Given problem:
Would you quote every entry exactly, dropping only the pictures?

Excerpt from a dataset:

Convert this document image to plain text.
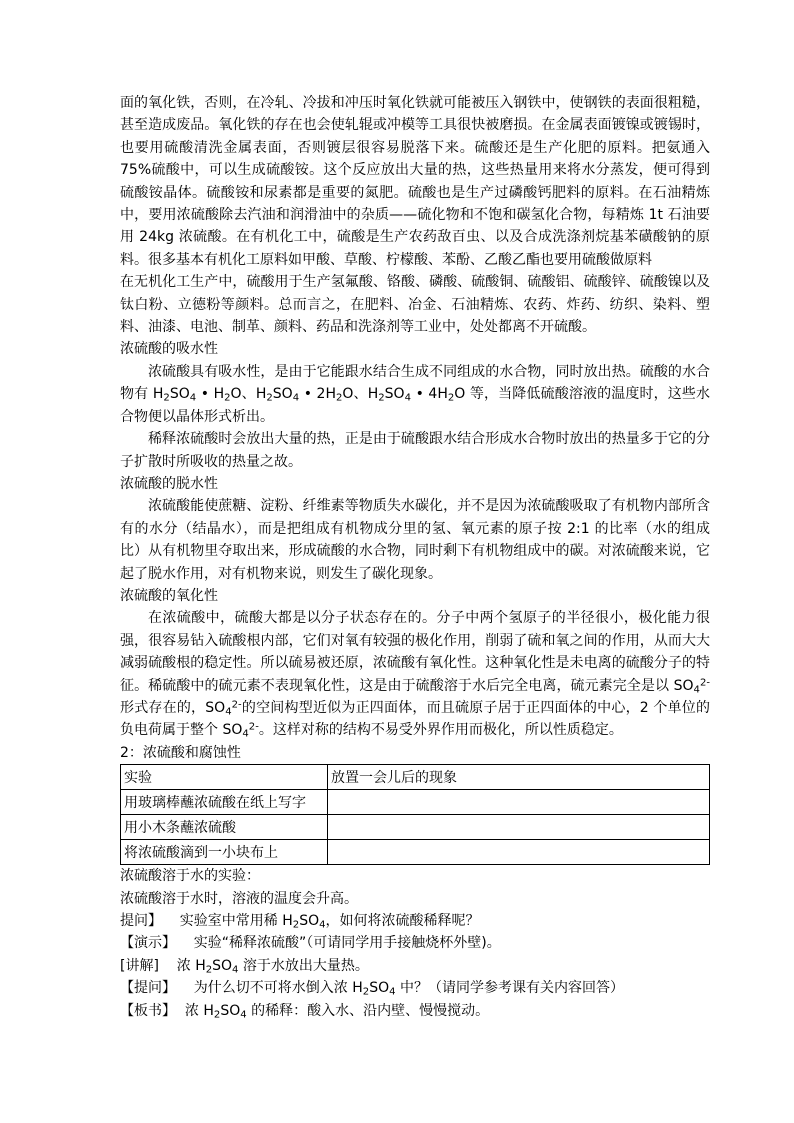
面的氧化铁，否则，在冷轧、冷拔和冲压时氧化铁就可能被压入钢铁中，使钢铁的表面很粗糙，甚至造成废品。氧化铁的存在也会使轧辊或冲模等工具很快被磨损。在金属表面镀镍或镀锡时，也要用硫酸清洗金属表面，否则镀层很容易脱落下来。硫酸还是生产化肥的原料。把氨通入 75%硫酸中，可以生成硫酸铵。这个反应放出大量的热，这些热量用来将水分蒸发，便可得到硫酸铵晶体。硫酸铵和尿素都是重要的氮肥。硫酸也是生产过磷酸钙肥料的原料。在石油精炼中，要用浓硫酸除去汽油和润滑油中的杂质——硫化物和不饱和碳氢化合物，每精炼 1t 石油要用 24kg 浓硫酸。在有机化工中，硫酸是生产农药敌百虫、以及合成洗涤剂烷基苯磺酸钠的原料。很多基本有机化工原料如甲酸、草酸、柠檬酸、苯酚、乙酸乙酯也要用硫酸做原料

在无机化工生产中，硫酸用于生产氢氟酸、铬酸、磷酸、硫酸铜、硫酸铝、硫酸锌、硫酸镍以及钛白粉、立德粉等颜料。总而言之，在肥料、冶金、石油精炼、农药、炸药、纺织、染料、塑料、油漆、电池、制革、颜料、药品和洗涤剂等工业中，处处都离不开硫酸。

浓硫酸的吸水性

浓硫酸具有吸水性，是由于它能跟水结合生成不同组成的水合物，同时放出热。硫酸的水合物有 $H_2SO_4$ • $H_2O$、$H_2SO_4$ • $2H_2O$、$H_2SO_4$ • $4H_2O$ 等，当降低硫酸溶液的温度时，这些水合物便以晶体形式析出。

稀释浓硫酸时会放出大量的热，正是由于硫酸跟水结合形成水合物时放出的热量多于它的分子扩散时所吸收的热量之故。

浓硫酸的脱水性

浓硫酸能使蔗糖、淀粉、纤维素等物质失水碳化，并不是因为浓硫酸吸取了有机物内部所含有的水分（结晶水），而是把组成有机物成分里的氢、氧元素的原子按 2:1 的比率（水的组成比）从有机物里夺取出来，形成硫酸的水合物，同时剩下有机物组成中的碳。对浓硫酸来说，它起了脱水作用，对有机物来说，则发生了碳化现象。

浓硫酸的氧化性

在浓硫酸中，硫酸大都是以分子状态存在的。分子中两个氢原子的半径很小，极化能力很强，很容易钻入硫酸根内部，它们对氧有较强的极化作用，削弱了硫和氧之间的作用，从而大大减弱硫酸根的稳定性。所以硫易被还原，浓硫酸有氧化性。这种氧化性是未电离的硫酸分子的特征。稀硫酸中的硫元素不表现氧化性，这是由于硫酸溶于水后完全电离，硫元素完全是以 $SO_4^{2-}$形式存在的，$SO_4^{2-}$的空间构型近似为正四面体，而且硫原子居于正四面体的中心，2 个单位的负电荷属于整个 $SO_4^{2-}$。这样对称的结构不易受外界作用而极化，所以性质稳定。

2：浓硫酸和腐蚀性

实验	放置一会儿后的现象
用玻璃棒蘸浓硫酸在纸上写字	
用小木条蘸浓硫酸	
将浓硫酸滴到一小块布上	

浓硫酸溶于水的实验：

浓硫酸溶于水时，溶液的温度会升高。

提问】    实验室中常用稀 $H_2SO_4$，如何将浓硫酸稀释呢？

【演示】    实验“稀释浓硫酸”（可请同学用手接触烧杯外壁)。

[讲解]    浓 $H_2SO_4$ 溶于水放出大量热。

【提问】    为什么切不可将水倒入浓 $H_2SO_4$ 中？（请同学参考课有关内容回答）

【板书】  浓 $H_2SO_4$ 的稀释：酸入水、沿内壁、慢慢搅动。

Written solution:
Convert this document image to plain text.
面的氧化铁，否则，在冷轧、冷拔和冲压时氧化铁就可能被压入钢铁中，使钢铁的表面很粗糙，甚至造成废品。氧化铁的存在也会使轧辊或冲模等工具很快被磨损。在金属表面镀镍或镀锡时，也要用硫酸清洗金属表面，否则镀层很容易脱落下来。硫酸还是生产化肥的原料。把氨通入 75%硫酸中，可以生成硫酸铵。这个反应放出大量的热，这些热量用来将水分蒸发，便可得到硫酸铵晶体。硫酸铵和尿素都是重要的氮肥。硫酸也是生产过磷酸钙肥料的原料。在石油精炼中，要用浓硫酸除去汽油和润滑油中的杂质——硫化物和不饱和碳氢化合物，每精炼 1t 石油要用 24kg 浓硫酸。在有机化工中，硫酸是生产农药敌百虫、以及合成洗涤剂烷基苯磺酸钠的原料。很多基本有机化工原料如甲酸、草酸、柠檬酸、苯酚、乙酸乙酯也要用硫酸做原料

在无机化工生产中，硫酸用于生产氢氟酸、铬酸、磷酸、硫酸铜、硫酸铝、硫酸锌、硫酸镍以及钛白粉、立德粉等颜料。总而言之，在肥料、冶金、石油精炼、农药、炸药、纺织、染料、塑料、油漆、电池、制革、颜料、药品和洗涤剂等工业中，处处都离不开硫酸。

浓硫酸的吸水性

浓硫酸具有吸水性，是由于它能跟水结合生成不同组成的水合物，同时放出热。硫酸的水合物有 $H_2SO_4$ • $H_2O$、$H_2SO_4$ • $2H_2O$、$H_2SO_4$ • $4H_2O$ 等，当降低硫酸溶液的温度时，这些水合物便以晶体形式析出。

稀释浓硫酸时会放出大量的热，正是由于硫酸跟水结合形成水合物时放出的热量多于它的分子扩散时所吸收的热量之故。

浓硫酸的脱水性

浓硫酸能使蔗糖、淀粉、纤维素等物质失水碳化，并不是因为浓硫酸吸取了有机物内部所含有的水分（结晶水），而是把组成有机物成分里的氢、氧元素的原子按 2:1 的比率（水的组成比）从有机物里夺取出来，形成硫酸的水合物，同时剩下有机物组成中的碳。对浓硫酸来说，它起了脱水作用，对有机物来说，则发生了碳化现象。

浓硫酸的氧化性

在浓硫酸中，硫酸大都是以分子状态存在的。分子中两个氢原子的半径很小，极化能力很强，很容易钻入硫酸根内部，它们对氧有较强的极化作用，削弱了硫和氧之间的作用，从而大大减弱硫酸根的稳定性。所以硫易被还原，浓硫酸有氧化性。这种氧化性是未电离的硫酸分子的特征。稀硫酸中的硫元素不表现氧化性，这是由于硫酸溶于水后完全电离，硫元素完全是以 $SO_4^{2-}$形式存在的，$SO_4^{2-}$的空间构型近似为正四面体，而且硫原子居于正四面体的中心，2 个单位的负电荷属于整个 $SO_4^{2-}$。这样对称的结构不易受外界作用而极化，所以性质稳定。

2：浓硫酸和腐蚀性

实验	放置一会儿后的现象
用玻璃棒蘸浓硫酸在纸上写字	
用小木条蘸浓硫酸	
将浓硫酸滴到一小块布上	

浓硫酸溶于水的实验：

浓硫酸溶于水时，溶液的温度会升高。

提问】    实验室中常用稀 $H_2SO_4$，如何将浓硫酸稀释呢？

【演示】    实验“稀释浓硫酸”（可请同学用手接触烧杯外壁)。

[讲解]    浓 $H_2SO_4$ 溶于水放出大量热。

【提问】    为什么切不可将水倒入浓 $H_2SO_4$ 中？（请同学参考课有关内容回答）

【板书】  浓 $H_2SO_4$ 的稀释：酸入水、沿内壁、慢慢搅动。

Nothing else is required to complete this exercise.